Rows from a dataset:
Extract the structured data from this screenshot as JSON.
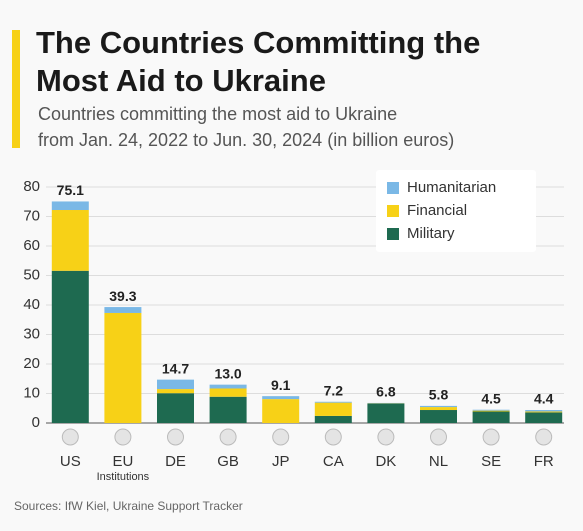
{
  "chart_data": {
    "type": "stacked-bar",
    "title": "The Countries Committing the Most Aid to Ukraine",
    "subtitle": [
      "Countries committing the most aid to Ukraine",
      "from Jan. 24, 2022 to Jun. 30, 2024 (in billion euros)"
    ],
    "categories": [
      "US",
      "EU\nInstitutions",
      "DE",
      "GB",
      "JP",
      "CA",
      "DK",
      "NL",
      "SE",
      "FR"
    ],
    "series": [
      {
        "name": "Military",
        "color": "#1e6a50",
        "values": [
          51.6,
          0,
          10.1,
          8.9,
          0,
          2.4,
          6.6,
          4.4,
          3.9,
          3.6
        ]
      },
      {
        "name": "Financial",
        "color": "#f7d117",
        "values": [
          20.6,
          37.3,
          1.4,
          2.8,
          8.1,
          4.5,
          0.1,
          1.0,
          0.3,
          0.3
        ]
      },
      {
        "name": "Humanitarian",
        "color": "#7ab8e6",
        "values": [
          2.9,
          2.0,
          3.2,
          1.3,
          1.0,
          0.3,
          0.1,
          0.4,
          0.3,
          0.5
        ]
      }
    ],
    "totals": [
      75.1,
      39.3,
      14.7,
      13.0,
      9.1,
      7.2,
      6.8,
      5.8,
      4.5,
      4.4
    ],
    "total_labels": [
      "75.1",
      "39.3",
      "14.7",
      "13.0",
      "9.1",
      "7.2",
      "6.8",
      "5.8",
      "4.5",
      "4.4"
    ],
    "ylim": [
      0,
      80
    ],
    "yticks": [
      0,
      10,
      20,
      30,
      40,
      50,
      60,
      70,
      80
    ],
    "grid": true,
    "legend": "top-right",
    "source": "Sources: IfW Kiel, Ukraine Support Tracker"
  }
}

* WORK INSTRUCTIONS: Exactly as written, return every line of the listing, but not the pictures.

* SOLUTION TO THIS TASK:
Extract the structured data from this screenshot as JSON.
{
  "chart_data": {
    "type": "stacked-bar",
    "title": "The Countries Committing the Most Aid to Ukraine",
    "subtitle": [
      "Countries committing the most aid to Ukraine",
      "from Jan. 24, 2022 to Jun. 30, 2024 (in billion euros)"
    ],
    "categories": [
      "US",
      "EU\nInstitutions",
      "DE",
      "GB",
      "JP",
      "CA",
      "DK",
      "NL",
      "SE",
      "FR"
    ],
    "series": [
      {
        "name": "Military",
        "color": "#1e6a50",
        "values": [
          51.6,
          0,
          10.1,
          8.9,
          0,
          2.4,
          6.6,
          4.4,
          3.9,
          3.6
        ]
      },
      {
        "name": "Financial",
        "color": "#f7d117",
        "values": [
          20.6,
          37.3,
          1.4,
          2.8,
          8.1,
          4.5,
          0.1,
          1.0,
          0.3,
          0.3
        ]
      },
      {
        "name": "Humanitarian",
        "color": "#7ab8e6",
        "values": [
          2.9,
          2.0,
          3.2,
          1.3,
          1.0,
          0.3,
          0.1,
          0.4,
          0.3,
          0.5
        ]
      }
    ],
    "totals": [
      75.1,
      39.3,
      14.7,
      13.0,
      9.1,
      7.2,
      6.8,
      5.8,
      4.5,
      4.4
    ],
    "total_labels": [
      "75.1",
      "39.3",
      "14.7",
      "13.0",
      "9.1",
      "7.2",
      "6.8",
      "5.8",
      "4.5",
      "4.4"
    ],
    "ylim": [
      0,
      80
    ],
    "yticks": [
      0,
      10,
      20,
      30,
      40,
      50,
      60,
      70,
      80
    ],
    "grid": true,
    "legend": "top-right",
    "source": "Sources: IfW Kiel, Ukraine Support Tracker"
  }
}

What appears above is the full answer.